EXERCISE A:
Put this sentence from the article on the Boston Arts Academy building into Spanish: "Lewis, who was born in 1921 and died in 2004, was the founder of the National Center of Afro-American Artists and the Elma Lewis School of Fine Arts in Roxbury."
EXERCISE B:
Carry on the news story about the Boston Arts Academy building named for Elma Lewis, starting right after its last sentence.

DOCUMENT SEGMENT:

★ ★ ★ ★ ★

Boston Arts Academy, Boston’s only public performing and visual arts high school, officially named its new school building after Elma I. Lewis, a pioneering local arts teacher and advocate, school officials announced at a ceremony Wednesday.
The nearly 500-student Boston Arts Academy opened the new building before the start of the 2022-23 academic year, just steps away from Fenway Park. The announcement makes the Lewis building the fourth Boston Public School building named after a Black woman.
The Boston Women’s Heritage Trail, an organization that provides information about the women who have made lasting contributions to the City of Boston, first raised the issue that “there are too few schools in the city that are named after prominent women,” said Anne Clark, the head of school.
“We’re proud that we are, in part, correcting that today,” Clark said.
Lewis, who was born in 1921 and died in 2004, was the founder of the National Center of Afro-American Artists and the Elma Lewis School of Fine Arts in Roxbury.
“Dr. Lewis was adamant about ensuring that young Black artists had the same opportunities to not only hone their skills and expand their repertoire, but to share those gifts with the world and to be celebrated for them,” Mayor Michelle Wu said at the ceremony. “She knew that the arts were a vehicle for joy and healing, and worked to make it a powerful tool in the hands of those seeking to build a more just society.”
Lewis worked for decades to create accessible opportunities and advocate for more equitable arts instruction “so that young people and those from underserved communities experienced the joy and freedom that comes from creativity,” Boston Public Schools Superintendent Mary Skipper said.
“Her name will forever be in the minds of the BAA community,” Skipper said. “Students and staff will ensure that her example remains a guiding star long into the future after they leave this building.”
The decision to name the building after Lewis received unanimous approval from the Boston School Committee and has been in the works since last fall, Skipper said, adding that the process was the “natural step” to formalize her memory. But really, according to Clark, the naming is a “culmination of a long legacy” that intertwines Lewis’s work and the mission of BAA.
Since Boston Arts Academy opened in 1998, Clark said, the school has honored graduates in Lewis’s name annually with the Elma Lewis Graduates of Distinction award.

★ ★ ★ ★ ★

DATA EXTRACT:

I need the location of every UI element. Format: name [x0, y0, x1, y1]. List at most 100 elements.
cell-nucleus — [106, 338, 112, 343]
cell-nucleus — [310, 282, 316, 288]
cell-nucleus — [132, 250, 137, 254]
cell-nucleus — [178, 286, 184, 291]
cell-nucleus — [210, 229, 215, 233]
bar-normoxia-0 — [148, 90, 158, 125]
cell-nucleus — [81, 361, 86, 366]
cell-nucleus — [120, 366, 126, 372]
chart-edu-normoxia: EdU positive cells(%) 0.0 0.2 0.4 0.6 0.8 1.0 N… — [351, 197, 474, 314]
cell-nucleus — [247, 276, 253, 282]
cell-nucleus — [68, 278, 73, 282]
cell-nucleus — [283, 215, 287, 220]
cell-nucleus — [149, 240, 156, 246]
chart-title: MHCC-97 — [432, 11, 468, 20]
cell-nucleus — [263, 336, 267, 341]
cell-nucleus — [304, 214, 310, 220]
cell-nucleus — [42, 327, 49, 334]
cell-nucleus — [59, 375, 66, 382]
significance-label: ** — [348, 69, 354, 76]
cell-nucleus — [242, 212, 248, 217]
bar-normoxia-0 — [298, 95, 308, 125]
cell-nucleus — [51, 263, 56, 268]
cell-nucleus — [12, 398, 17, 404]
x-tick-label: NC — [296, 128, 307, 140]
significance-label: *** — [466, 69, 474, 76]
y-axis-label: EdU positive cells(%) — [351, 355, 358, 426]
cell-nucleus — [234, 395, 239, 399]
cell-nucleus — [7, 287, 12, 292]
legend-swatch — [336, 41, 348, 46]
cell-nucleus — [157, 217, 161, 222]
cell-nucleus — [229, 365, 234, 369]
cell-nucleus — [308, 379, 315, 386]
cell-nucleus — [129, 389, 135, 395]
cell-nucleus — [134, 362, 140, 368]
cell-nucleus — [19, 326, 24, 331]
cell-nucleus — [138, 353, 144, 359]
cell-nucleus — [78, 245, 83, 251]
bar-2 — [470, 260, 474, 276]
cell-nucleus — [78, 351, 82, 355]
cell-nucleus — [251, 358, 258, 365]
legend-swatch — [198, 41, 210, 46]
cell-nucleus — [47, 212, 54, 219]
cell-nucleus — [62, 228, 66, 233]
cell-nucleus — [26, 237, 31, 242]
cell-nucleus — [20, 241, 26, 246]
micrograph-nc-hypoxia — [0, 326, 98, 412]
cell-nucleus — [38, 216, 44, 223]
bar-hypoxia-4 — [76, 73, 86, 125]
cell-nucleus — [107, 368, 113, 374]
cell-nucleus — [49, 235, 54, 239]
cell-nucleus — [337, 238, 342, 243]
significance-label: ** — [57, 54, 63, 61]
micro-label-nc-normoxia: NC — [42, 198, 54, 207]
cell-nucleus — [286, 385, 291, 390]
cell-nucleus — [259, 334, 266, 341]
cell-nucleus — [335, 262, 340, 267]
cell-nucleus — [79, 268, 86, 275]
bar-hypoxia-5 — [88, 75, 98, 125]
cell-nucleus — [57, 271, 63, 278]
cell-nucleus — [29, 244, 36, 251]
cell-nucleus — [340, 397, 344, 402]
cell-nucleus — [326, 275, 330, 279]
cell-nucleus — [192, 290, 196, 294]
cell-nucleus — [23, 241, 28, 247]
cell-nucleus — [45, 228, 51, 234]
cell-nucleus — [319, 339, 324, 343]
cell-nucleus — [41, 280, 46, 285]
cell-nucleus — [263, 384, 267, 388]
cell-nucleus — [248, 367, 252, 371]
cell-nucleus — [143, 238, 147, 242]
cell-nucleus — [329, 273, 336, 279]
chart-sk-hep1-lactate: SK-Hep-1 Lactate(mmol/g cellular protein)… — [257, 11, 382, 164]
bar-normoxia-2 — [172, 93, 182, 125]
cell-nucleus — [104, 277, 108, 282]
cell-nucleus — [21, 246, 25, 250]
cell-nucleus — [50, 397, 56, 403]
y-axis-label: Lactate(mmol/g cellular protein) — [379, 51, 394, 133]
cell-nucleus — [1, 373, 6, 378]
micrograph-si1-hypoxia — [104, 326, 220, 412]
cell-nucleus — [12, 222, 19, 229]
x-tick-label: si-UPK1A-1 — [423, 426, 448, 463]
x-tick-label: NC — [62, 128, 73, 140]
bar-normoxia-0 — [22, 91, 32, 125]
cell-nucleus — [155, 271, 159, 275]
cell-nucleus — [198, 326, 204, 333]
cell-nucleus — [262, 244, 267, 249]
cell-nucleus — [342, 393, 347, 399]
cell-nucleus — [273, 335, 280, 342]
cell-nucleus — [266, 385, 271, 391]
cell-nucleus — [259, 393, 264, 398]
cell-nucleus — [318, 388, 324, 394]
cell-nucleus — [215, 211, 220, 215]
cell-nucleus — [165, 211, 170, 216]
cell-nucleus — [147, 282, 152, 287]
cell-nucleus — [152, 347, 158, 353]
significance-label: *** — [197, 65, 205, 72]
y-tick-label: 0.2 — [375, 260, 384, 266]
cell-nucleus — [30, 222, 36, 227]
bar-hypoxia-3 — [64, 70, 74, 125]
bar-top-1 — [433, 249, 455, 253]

★ ★ ★ ★ ★

TASK RESULT A:
Lewis, quien nació en 1921 y murió en 2004, fue la fundadora del National Center of Afro-American Artists y de la Elma Lewis School of Fine Arts en Roxbury.

TASK RESULT B:
Lewis’s work has touched thousands of students’ lives spanning multiple generations, including Jeri Robinson, chair of the Boston School Committee and a former student of Lewis’s.
“It’s a surreal moment to stand in front of this school, knowing the letters on this building speak about a past that is familiar to me, and a future that is so bright for our students,” Robinson said.
Shaumba-Subira Dibinga-Robinson, a junior at the school, works as an instructor at OrigiNation Cultural Arts Center, a youth dance studio inspired by Lewis and founded by her mother, Shaumba-Yandje Dibinga.
Dibinga-Robinson called Lewis’s legacy as an educator “unmatched,” describing her as a “woman who possessed the grace, grit, and determination to break barriers and uplift our culture.”
Lewis’s work throughout her career earned her national and international recognition as a recipient of one of the first MacArthur Fellows Grants the Presidential Medal for the Arts from Ronald Reagan.
“I got to watch her in her element. She was just a force — a marvelous force,” recalled Kafi Meadows, Lewis’s grand niece, who described Lewis as a second mother whose “superpower was really inspiring young people” through the arts.
Meadows said she hoped the students who pass by Lewis’s name in block letters as they enter school each morning will take a moment to pause, learn, and become empowered by Lewis’s message.
“She had a gift to make things happen that you didn’t think could happen, to move mountains,” Meadows said.
Correction: Due to a reporter error, an earlier version of this story misstated the founder of the OrigiNation Cultural Arts Center. The Globe regrets the error.